Find the lines containing the word "panel" and copy every one of them.

>> start Information shown

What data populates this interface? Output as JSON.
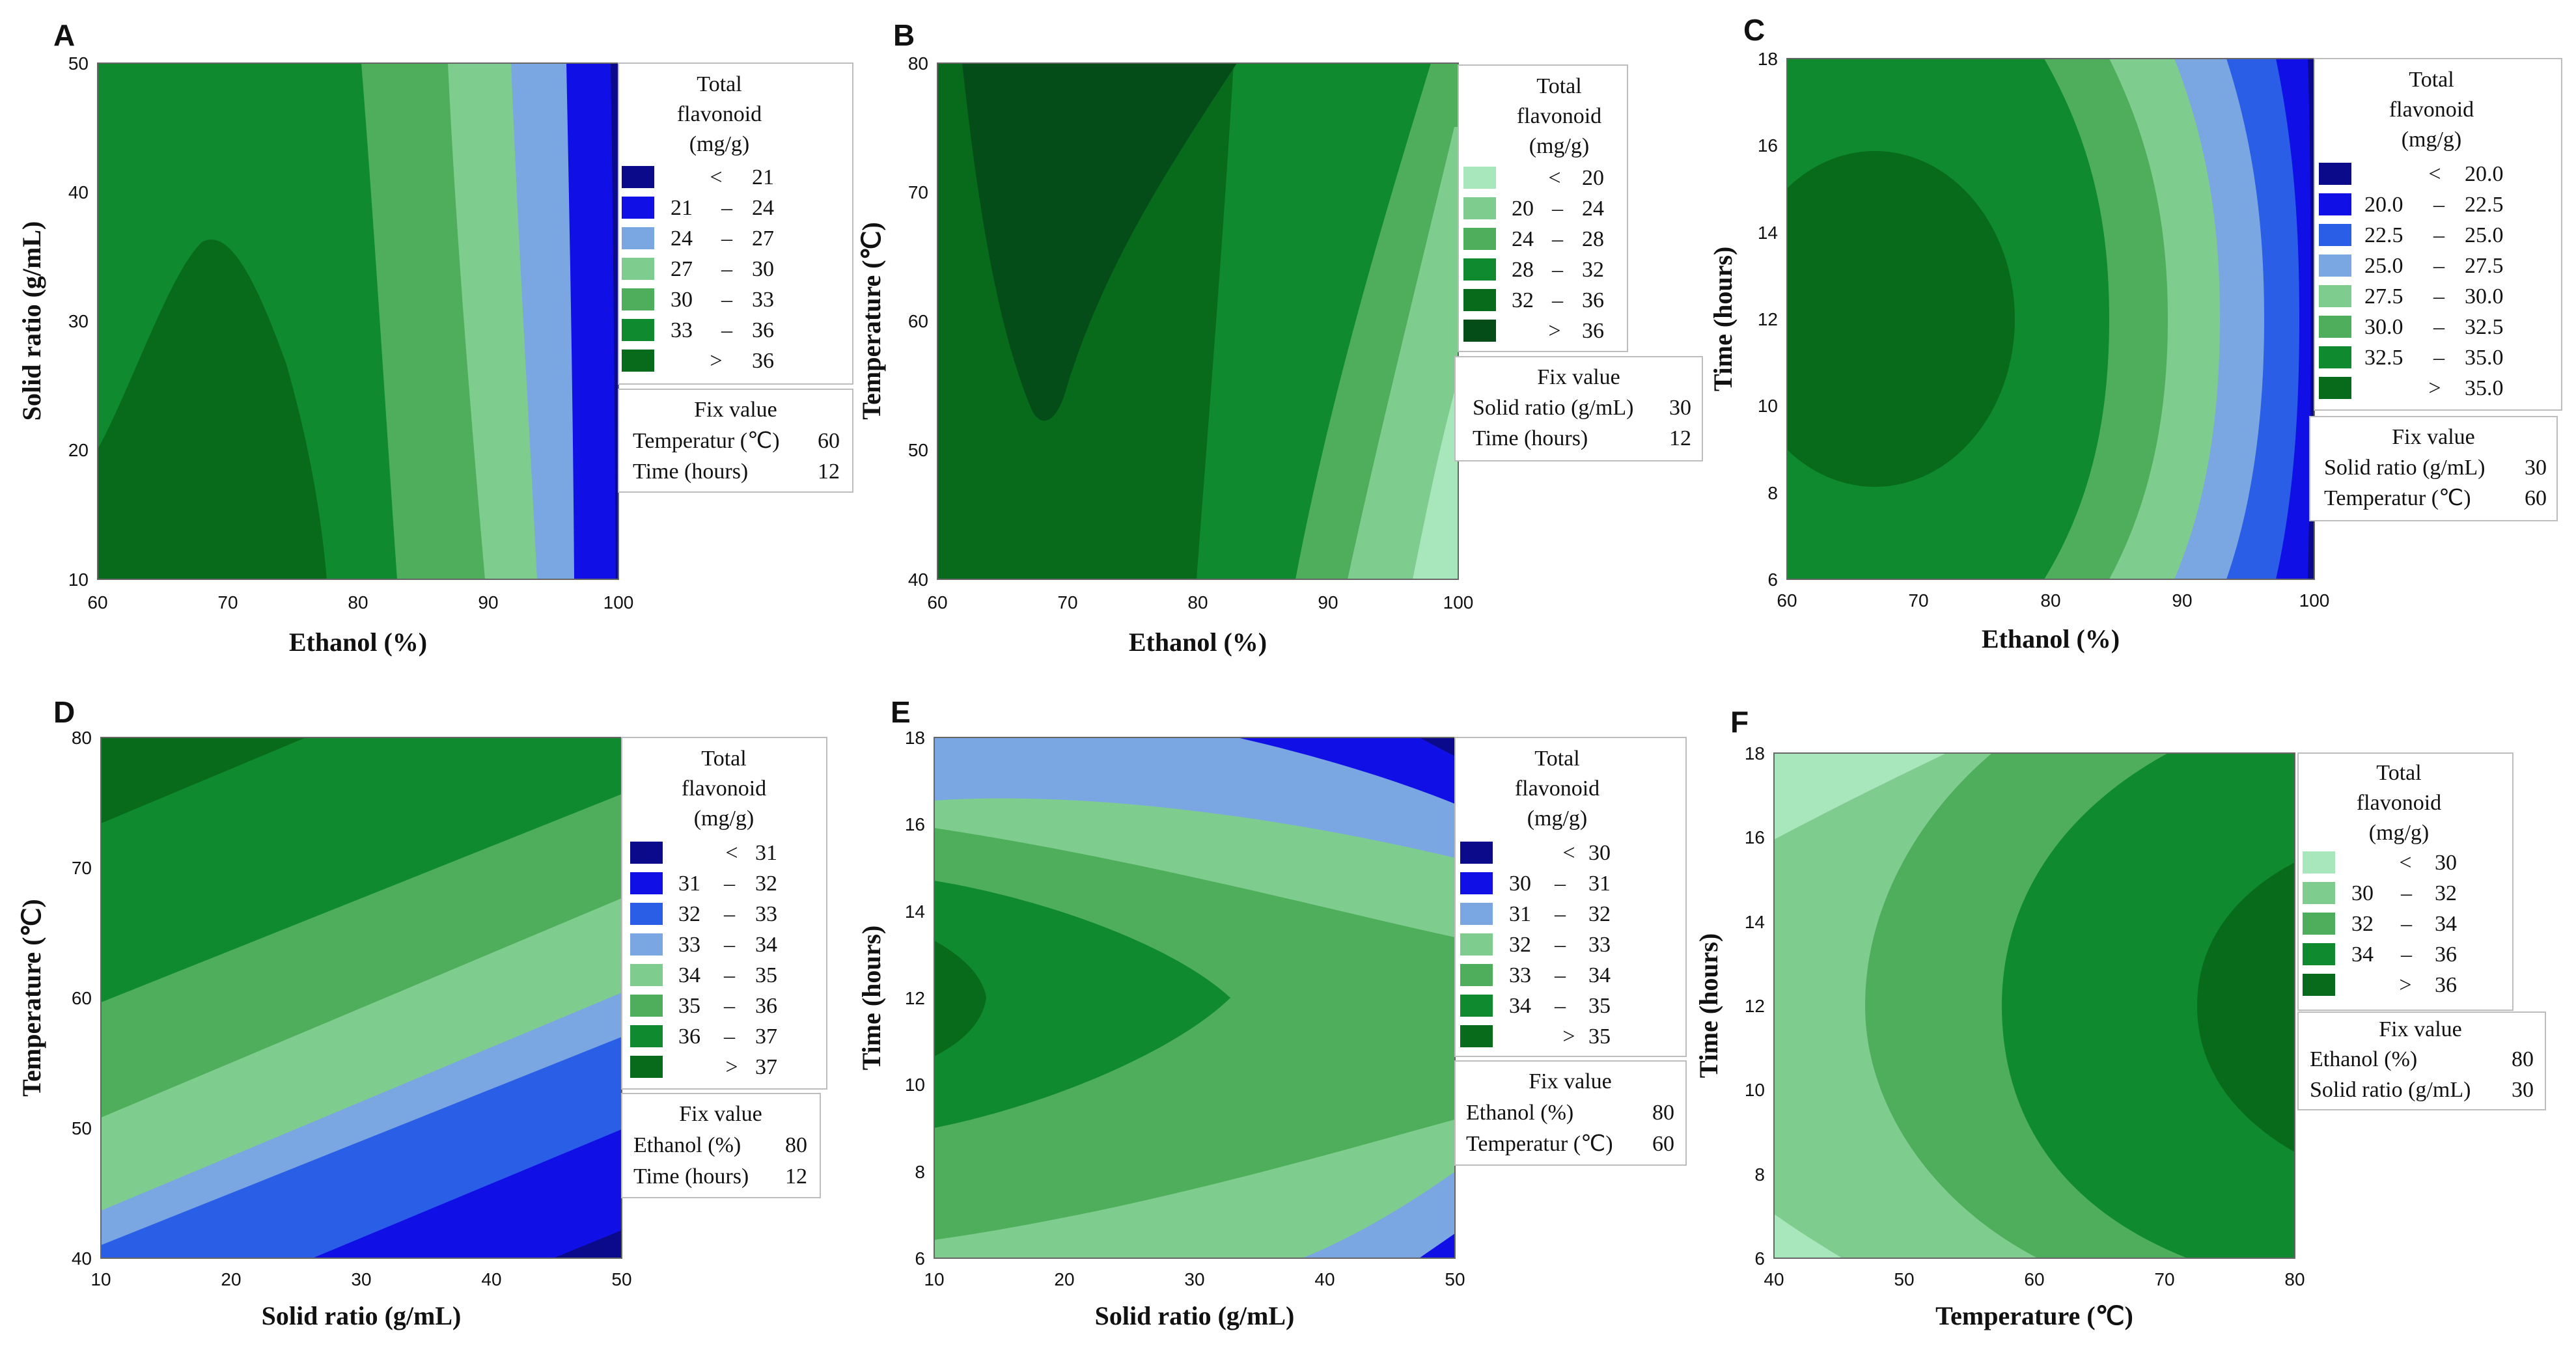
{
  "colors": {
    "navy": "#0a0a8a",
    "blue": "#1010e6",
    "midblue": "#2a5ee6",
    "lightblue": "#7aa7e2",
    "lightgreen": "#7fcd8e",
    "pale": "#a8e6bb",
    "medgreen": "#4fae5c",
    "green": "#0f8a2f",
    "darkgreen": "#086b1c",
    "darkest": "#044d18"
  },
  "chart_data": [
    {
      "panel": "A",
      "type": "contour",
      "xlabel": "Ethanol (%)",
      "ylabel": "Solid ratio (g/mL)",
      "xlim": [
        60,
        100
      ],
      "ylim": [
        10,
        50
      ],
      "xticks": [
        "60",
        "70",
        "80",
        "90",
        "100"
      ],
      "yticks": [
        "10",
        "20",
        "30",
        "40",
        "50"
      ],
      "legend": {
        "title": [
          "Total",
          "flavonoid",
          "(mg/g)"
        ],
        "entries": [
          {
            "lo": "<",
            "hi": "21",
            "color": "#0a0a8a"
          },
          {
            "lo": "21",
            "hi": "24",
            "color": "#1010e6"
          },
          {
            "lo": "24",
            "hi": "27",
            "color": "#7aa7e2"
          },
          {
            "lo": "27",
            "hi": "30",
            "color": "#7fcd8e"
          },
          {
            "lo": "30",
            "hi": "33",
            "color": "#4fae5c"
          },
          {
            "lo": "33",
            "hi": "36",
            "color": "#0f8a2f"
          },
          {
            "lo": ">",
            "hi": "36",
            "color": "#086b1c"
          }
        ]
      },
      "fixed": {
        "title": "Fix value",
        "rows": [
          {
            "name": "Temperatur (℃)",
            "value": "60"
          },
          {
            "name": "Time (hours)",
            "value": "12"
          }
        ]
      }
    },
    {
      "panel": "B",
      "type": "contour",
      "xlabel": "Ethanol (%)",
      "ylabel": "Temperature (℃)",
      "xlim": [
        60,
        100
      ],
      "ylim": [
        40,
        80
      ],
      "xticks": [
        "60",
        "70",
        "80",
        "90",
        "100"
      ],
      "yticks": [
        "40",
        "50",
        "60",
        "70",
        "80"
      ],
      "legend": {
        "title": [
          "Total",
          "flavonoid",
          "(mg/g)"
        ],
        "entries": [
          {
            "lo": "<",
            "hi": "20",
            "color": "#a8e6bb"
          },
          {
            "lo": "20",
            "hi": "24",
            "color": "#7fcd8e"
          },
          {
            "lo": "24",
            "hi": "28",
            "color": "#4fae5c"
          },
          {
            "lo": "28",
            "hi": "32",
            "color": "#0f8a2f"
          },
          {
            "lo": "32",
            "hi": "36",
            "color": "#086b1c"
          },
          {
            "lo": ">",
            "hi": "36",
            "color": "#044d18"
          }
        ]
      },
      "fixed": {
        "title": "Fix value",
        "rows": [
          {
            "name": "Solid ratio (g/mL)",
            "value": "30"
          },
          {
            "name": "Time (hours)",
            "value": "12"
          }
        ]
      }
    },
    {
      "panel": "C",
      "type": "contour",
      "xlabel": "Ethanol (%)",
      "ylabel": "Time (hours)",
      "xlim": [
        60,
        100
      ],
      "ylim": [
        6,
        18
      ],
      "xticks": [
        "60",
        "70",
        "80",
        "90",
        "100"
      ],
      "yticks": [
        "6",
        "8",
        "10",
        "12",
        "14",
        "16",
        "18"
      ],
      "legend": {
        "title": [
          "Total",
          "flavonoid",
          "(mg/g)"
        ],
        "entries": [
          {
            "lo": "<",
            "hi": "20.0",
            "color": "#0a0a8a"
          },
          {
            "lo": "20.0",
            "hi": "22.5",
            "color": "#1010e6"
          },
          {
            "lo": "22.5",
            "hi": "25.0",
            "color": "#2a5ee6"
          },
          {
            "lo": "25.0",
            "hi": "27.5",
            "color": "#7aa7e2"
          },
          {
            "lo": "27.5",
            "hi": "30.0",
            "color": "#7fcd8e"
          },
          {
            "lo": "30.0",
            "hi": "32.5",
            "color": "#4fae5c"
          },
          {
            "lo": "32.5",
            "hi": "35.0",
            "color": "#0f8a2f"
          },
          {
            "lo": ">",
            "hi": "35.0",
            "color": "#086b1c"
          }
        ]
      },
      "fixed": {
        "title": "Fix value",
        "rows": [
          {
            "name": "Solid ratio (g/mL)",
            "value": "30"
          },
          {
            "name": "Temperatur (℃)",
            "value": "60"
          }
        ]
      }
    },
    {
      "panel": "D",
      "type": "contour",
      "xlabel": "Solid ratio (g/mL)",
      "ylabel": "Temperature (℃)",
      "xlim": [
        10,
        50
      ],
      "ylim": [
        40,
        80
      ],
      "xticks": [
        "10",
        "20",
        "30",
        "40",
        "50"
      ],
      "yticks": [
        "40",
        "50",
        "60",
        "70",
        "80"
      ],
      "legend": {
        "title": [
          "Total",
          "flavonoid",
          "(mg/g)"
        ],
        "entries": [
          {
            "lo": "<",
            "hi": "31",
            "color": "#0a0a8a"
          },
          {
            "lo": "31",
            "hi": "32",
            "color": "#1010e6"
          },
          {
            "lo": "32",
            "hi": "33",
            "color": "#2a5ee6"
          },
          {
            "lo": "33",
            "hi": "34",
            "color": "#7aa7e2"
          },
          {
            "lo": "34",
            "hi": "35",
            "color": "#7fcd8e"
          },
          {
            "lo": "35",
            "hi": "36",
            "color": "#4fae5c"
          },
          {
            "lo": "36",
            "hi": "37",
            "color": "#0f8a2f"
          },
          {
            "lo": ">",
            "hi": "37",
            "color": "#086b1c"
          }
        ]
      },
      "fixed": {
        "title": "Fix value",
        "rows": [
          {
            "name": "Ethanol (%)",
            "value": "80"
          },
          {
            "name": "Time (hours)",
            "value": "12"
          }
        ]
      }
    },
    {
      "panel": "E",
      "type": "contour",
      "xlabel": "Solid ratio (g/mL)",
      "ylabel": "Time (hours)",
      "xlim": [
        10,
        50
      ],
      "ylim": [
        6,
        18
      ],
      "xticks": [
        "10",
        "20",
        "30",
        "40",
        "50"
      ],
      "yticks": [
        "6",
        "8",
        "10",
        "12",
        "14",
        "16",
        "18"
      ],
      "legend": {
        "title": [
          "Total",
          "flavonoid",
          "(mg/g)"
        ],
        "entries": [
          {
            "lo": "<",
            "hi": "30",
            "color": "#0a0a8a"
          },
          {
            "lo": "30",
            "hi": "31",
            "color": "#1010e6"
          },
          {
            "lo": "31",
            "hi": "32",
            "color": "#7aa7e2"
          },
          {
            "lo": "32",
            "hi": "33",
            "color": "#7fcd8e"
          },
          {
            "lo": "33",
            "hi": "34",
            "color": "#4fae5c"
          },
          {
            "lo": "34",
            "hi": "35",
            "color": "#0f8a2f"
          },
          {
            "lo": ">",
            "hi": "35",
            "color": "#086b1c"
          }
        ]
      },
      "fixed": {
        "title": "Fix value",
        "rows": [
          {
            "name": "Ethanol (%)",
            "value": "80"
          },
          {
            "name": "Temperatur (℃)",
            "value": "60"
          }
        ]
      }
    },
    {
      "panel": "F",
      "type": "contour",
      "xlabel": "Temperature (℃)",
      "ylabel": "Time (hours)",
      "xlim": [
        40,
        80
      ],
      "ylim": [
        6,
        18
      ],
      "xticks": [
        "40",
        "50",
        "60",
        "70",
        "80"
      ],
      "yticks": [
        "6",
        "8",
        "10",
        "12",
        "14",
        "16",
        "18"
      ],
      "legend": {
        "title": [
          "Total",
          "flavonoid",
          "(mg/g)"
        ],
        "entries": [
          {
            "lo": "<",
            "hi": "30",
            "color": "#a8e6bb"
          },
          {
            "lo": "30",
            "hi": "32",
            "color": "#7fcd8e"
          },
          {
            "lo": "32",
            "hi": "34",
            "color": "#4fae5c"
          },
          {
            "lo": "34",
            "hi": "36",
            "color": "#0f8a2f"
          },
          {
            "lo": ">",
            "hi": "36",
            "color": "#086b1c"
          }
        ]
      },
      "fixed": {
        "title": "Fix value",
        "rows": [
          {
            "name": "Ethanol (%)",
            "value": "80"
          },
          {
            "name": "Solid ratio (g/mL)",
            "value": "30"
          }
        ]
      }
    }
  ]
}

>> end Information shown

• _Result_
      "panel": "A",
      "panel": "B",
      "panel": "C",
      "panel": "D",
      "panel": "E",
      "panel": "F",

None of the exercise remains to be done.